RECORDS FOR THE EXERCISE:
◆ ◆ ◆ ◆
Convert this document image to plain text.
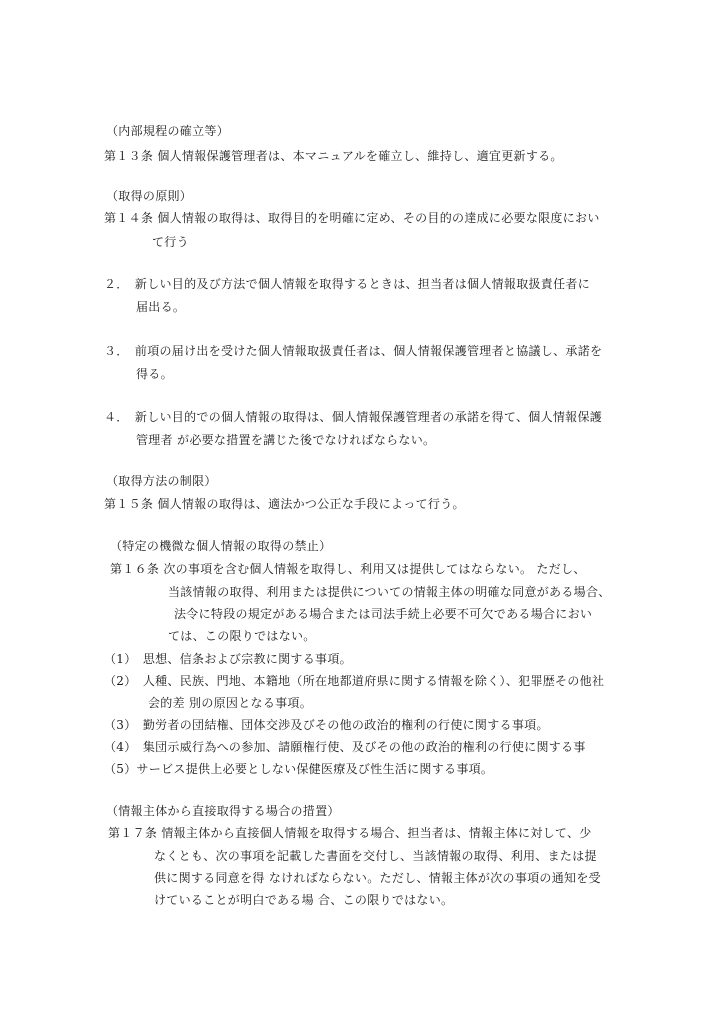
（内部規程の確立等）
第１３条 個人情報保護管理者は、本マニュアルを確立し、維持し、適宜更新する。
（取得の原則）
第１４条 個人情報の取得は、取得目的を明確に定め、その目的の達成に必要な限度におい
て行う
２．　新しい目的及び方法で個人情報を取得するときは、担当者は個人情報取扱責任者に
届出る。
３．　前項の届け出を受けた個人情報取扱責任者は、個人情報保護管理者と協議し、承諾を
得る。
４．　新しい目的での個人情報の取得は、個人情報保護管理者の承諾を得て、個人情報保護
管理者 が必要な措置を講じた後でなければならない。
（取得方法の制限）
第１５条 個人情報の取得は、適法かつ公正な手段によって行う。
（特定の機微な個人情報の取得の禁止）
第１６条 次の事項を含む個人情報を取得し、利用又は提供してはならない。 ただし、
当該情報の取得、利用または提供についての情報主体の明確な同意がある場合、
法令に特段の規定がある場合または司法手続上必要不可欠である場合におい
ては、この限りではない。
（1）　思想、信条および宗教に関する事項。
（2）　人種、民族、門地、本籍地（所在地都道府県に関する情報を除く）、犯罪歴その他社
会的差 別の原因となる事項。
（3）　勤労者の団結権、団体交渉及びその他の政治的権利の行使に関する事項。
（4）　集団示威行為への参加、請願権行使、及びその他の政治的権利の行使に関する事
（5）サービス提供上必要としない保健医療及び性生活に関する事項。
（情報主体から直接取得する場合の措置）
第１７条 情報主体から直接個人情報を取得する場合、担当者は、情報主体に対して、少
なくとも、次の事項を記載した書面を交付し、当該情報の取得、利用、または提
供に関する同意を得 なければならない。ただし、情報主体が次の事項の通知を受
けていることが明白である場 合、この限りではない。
◆ ◆ ◆ ◆
PROBLEM: Retype the data above exactly; pictures are not part of the copy.

OUTPUT OF THE TASK:
Convert this document image to plain text.
（内部規程の確立等）
第１３条 個人情報保護管理者は、本マニュアルを確立し、維持し、適宜更新する。
（取得の原則）
第１４条 個人情報の取得は、取得目的を明確に定め、その目的の達成に必要な限度におい
て行う
２．　新しい目的及び方法で個人情報を取得するときは、担当者は個人情報取扱責任者に
届出る。
３．　前項の届け出を受けた個人情報取扱責任者は、個人情報保護管理者と協議し、承諾を
得る。
４．　新しい目的での個人情報の取得は、個人情報保護管理者の承諾を得て、個人情報保護
管理者 が必要な措置を講じた後でなければならない。
（取得方法の制限）
第１５条 個人情報の取得は、適法かつ公正な手段によって行う。
（特定の機微な個人情報の取得の禁止）
第１６条 次の事項を含む個人情報を取得し、利用又は提供してはならない。 ただし、
当該情報の取得、利用または提供についての情報主体の明確な同意がある場合、
法令に特段の規定がある場合または司法手続上必要不可欠である場合におい
ては、この限りではない。
（1）　思想、信条および宗教に関する事項。
（2）　人種、民族、門地、本籍地（所在地都道府県に関する情報を除く）、犯罪歴その他社
会的差 別の原因となる事項。
（3）　勤労者の団結権、団体交渉及びその他の政治的権利の行使に関する事項。
（4）　集団示威行為への参加、請願権行使、及びその他の政治的権利の行使に関する事
（5）サービス提供上必要としない保健医療及び性生活に関する事項。
（情報主体から直接取得する場合の措置）
第１７条 情報主体から直接個人情報を取得する場合、担当者は、情報主体に対して、少
なくとも、次の事項を記載した書面を交付し、当該情報の取得、利用、または提
供に関する同意を得 なければならない。ただし、情報主体が次の事項の通知を受
けていることが明白である場 合、この限りではない。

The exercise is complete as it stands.